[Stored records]
------------------------------------

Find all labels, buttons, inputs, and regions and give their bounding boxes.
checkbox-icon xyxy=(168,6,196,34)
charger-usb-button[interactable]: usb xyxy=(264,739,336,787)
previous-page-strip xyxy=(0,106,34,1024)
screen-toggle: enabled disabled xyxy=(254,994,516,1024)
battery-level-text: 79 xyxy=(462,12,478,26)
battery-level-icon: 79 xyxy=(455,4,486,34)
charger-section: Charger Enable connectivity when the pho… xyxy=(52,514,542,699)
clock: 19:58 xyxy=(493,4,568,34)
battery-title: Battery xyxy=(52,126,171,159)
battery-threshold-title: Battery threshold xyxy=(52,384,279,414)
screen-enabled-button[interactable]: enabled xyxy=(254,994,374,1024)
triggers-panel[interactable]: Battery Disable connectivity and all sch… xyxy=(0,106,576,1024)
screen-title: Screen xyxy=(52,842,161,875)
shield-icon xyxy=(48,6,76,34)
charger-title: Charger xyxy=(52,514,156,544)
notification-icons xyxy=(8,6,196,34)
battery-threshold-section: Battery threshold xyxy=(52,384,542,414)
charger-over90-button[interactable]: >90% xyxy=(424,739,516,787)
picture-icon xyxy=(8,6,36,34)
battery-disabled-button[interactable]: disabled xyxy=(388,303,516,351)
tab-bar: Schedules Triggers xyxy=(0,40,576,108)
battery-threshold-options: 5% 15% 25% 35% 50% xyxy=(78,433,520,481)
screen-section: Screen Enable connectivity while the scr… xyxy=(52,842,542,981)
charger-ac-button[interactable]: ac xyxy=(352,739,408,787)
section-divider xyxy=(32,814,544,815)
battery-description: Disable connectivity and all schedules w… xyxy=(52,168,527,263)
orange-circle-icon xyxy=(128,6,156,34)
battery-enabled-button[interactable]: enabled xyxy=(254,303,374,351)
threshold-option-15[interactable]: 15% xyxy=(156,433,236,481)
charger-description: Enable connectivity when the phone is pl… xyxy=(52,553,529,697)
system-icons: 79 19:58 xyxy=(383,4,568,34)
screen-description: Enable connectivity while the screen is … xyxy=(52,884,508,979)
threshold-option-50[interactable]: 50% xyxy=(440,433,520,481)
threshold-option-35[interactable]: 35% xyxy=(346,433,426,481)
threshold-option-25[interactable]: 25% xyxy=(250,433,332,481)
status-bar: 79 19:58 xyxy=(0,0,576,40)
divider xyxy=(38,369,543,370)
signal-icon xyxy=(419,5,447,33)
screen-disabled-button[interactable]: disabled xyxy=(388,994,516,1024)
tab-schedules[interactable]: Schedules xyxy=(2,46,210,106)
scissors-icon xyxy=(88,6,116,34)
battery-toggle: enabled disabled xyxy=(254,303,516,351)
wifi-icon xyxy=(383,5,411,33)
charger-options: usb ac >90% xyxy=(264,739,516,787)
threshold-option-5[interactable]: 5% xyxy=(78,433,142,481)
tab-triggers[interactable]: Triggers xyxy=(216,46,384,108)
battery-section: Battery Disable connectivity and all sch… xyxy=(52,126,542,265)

------------------------------------

> **SET EXERCISE**:
Could you retype the data word for word, from its first line up to and including the line with "orange-circle-icon xyxy=(128,6,156,34)"?

> **WORKED ANSWER**:
Find all labels, buttons, inputs, and regions and give their bounding boxes.
checkbox-icon xyxy=(168,6,196,34)
charger-usb-button[interactable]: usb xyxy=(264,739,336,787)
previous-page-strip xyxy=(0,106,34,1024)
screen-toggle: enabled disabled xyxy=(254,994,516,1024)
battery-level-text: 79 xyxy=(462,12,478,26)
battery-level-icon: 79 xyxy=(455,4,486,34)
charger-section: Charger Enable connectivity when the pho… xyxy=(52,514,542,699)
clock: 19:58 xyxy=(493,4,568,34)
battery-title: Battery xyxy=(52,126,171,159)
battery-threshold-title: Battery threshold xyxy=(52,384,279,414)
screen-enabled-button[interactable]: enabled xyxy=(254,994,374,1024)
triggers-panel[interactable]: Battery Disable connectivity and all sch… xyxy=(0,106,576,1024)
screen-title: Screen xyxy=(52,842,161,875)
shield-icon xyxy=(48,6,76,34)
charger-title: Charger xyxy=(52,514,156,544)
notification-icons xyxy=(8,6,196,34)
battery-threshold-section: Battery threshold xyxy=(52,384,542,414)
charger-over90-button[interactable]: >90% xyxy=(424,739,516,787)
picture-icon xyxy=(8,6,36,34)
battery-disabled-button[interactable]: disabled xyxy=(388,303,516,351)
tab-bar: Schedules Triggers xyxy=(0,40,576,108)
battery-threshold-options: 5% 15% 25% 35% 50% xyxy=(78,433,520,481)
screen-section: Screen Enable connectivity while the scr… xyxy=(52,842,542,981)
charger-ac-button[interactable]: ac xyxy=(352,739,408,787)
section-divider xyxy=(32,814,544,815)
battery-description: Disable connectivity and all schedules w… xyxy=(52,168,527,263)
orange-circle-icon xyxy=(128,6,156,34)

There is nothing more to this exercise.